Look through the material and copy each line holding "name".

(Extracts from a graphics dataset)
==*==
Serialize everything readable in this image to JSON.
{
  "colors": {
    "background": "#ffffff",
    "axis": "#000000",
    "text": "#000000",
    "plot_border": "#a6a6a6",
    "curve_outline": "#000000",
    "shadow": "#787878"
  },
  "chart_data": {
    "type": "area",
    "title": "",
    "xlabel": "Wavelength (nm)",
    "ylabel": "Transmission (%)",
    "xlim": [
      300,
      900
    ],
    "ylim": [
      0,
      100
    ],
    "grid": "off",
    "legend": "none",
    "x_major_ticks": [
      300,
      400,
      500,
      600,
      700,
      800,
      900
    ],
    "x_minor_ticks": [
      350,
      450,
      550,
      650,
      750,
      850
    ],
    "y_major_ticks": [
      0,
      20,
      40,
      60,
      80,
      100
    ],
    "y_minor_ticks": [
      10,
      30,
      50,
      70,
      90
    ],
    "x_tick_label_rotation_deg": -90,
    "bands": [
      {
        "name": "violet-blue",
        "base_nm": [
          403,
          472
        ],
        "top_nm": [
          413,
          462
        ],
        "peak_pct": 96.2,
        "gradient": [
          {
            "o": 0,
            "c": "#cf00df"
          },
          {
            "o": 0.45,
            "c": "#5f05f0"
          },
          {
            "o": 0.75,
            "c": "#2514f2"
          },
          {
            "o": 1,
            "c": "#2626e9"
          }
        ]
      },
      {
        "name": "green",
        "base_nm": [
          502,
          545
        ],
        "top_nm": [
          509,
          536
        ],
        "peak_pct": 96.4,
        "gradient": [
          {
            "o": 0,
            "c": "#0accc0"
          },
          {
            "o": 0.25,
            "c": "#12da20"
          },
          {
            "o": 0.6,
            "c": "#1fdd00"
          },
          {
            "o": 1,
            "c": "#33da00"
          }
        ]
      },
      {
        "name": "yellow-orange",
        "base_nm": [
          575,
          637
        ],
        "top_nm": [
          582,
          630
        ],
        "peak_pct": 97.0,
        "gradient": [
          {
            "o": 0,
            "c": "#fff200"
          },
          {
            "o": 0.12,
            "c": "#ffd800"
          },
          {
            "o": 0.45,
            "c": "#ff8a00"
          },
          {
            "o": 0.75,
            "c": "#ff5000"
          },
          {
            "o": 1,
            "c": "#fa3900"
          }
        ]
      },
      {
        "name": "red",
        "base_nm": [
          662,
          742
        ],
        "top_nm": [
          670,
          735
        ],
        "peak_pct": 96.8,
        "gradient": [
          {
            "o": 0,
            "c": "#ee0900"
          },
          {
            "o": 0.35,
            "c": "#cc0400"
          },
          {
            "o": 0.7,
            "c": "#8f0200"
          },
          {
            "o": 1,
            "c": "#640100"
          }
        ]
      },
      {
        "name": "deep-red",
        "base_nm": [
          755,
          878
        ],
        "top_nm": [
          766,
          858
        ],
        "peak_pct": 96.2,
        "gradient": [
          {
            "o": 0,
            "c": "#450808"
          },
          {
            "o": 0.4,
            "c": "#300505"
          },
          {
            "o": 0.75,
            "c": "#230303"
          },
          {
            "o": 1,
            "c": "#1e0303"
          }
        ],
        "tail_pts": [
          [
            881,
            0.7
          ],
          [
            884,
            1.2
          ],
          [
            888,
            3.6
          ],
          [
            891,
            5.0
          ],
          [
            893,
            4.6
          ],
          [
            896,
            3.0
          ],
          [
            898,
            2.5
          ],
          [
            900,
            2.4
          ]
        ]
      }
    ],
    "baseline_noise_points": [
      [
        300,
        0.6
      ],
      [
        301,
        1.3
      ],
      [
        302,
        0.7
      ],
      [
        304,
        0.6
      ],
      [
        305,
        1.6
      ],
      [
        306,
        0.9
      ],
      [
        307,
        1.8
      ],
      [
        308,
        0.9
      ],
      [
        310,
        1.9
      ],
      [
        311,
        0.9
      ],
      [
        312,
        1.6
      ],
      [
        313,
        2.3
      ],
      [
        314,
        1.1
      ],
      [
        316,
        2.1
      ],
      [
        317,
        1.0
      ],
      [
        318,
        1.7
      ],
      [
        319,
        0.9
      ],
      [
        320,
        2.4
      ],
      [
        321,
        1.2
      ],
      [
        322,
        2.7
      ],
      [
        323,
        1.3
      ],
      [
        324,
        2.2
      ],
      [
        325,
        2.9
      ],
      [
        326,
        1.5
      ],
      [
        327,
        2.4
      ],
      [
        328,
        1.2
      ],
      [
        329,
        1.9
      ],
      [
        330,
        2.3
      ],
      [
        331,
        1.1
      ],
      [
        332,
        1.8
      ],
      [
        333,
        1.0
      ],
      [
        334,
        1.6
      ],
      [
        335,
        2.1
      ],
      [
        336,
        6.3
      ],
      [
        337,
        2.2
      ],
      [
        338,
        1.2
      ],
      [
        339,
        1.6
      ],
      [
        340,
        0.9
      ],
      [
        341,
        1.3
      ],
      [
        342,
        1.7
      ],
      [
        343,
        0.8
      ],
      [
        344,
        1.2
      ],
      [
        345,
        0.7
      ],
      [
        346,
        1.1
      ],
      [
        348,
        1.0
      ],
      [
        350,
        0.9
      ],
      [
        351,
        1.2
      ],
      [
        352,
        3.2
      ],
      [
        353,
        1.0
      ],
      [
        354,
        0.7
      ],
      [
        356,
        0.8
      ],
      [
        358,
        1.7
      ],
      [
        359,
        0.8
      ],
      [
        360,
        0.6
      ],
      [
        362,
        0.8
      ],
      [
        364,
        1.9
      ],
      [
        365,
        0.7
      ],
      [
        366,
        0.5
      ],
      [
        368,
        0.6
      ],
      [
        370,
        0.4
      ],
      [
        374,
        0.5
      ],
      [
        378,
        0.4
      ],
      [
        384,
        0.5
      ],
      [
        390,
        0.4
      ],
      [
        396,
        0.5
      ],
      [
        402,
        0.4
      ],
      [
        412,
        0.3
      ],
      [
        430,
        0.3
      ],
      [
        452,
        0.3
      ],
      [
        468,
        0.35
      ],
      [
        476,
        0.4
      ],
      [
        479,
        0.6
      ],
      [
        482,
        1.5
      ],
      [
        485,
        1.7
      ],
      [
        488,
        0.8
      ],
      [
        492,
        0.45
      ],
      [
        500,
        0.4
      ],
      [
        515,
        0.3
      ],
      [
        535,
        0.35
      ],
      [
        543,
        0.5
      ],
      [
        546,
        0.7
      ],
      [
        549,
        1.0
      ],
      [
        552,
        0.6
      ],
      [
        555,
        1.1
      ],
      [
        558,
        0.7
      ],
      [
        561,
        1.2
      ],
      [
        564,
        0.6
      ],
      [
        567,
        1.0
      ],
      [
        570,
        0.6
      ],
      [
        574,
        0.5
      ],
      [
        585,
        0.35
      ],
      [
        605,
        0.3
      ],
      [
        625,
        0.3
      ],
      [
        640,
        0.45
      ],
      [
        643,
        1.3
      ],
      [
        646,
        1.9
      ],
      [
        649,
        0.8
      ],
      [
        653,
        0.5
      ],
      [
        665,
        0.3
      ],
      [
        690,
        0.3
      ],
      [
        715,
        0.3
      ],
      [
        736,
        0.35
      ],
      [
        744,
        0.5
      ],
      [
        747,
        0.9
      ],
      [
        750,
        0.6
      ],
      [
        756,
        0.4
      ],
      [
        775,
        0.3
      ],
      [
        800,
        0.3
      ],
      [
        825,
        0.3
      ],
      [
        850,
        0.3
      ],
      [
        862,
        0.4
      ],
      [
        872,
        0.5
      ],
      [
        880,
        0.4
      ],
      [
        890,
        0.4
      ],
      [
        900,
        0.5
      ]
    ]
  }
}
==*==
## TASK ANSWER
        "name": "violet-blue",
        "name": "green",
        "name": "yellow-orange",
        "name": "red",
        "name": "deep-red",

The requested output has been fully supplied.